### Listed entries:
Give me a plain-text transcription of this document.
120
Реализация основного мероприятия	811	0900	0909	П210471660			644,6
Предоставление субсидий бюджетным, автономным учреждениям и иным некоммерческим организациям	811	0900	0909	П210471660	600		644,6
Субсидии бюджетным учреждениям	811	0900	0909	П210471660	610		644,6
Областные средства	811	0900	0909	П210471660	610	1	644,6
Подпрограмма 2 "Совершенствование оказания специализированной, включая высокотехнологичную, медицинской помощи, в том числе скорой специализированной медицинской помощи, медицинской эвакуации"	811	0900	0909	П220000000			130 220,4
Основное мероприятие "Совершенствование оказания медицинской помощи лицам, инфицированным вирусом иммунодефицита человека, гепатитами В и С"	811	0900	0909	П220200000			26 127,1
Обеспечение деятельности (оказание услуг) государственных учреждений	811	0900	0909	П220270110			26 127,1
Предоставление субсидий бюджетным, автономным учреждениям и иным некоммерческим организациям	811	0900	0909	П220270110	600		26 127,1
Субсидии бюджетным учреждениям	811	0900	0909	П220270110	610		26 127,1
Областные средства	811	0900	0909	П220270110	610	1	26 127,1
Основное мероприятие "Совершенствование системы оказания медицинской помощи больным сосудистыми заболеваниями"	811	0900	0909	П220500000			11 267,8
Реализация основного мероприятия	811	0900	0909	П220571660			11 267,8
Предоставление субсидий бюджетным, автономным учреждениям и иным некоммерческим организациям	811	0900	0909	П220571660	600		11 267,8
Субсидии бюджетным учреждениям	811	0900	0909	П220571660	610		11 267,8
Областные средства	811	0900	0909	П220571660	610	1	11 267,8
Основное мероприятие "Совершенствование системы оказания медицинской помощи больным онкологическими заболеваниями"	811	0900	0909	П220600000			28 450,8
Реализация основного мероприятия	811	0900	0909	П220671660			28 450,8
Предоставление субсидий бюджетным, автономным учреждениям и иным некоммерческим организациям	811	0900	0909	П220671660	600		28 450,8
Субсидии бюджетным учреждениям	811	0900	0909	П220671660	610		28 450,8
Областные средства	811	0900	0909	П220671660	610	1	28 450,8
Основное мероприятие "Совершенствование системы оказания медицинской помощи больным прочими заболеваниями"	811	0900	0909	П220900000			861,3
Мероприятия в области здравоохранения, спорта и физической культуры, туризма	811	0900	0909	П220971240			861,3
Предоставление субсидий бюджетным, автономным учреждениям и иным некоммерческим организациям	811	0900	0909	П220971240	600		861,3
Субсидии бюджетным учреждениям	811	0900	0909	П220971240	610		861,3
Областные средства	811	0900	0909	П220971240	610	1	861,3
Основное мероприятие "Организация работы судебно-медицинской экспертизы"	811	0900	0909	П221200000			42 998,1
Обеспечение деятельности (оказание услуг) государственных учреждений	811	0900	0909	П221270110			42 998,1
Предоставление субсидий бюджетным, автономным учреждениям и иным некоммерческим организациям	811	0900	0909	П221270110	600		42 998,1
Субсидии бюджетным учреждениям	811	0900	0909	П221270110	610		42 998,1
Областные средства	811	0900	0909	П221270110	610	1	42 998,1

### Your instructions:
Find how many lines of the material carry the string "Обеспечение". Only the number should be in the answer.

### Full answer:
2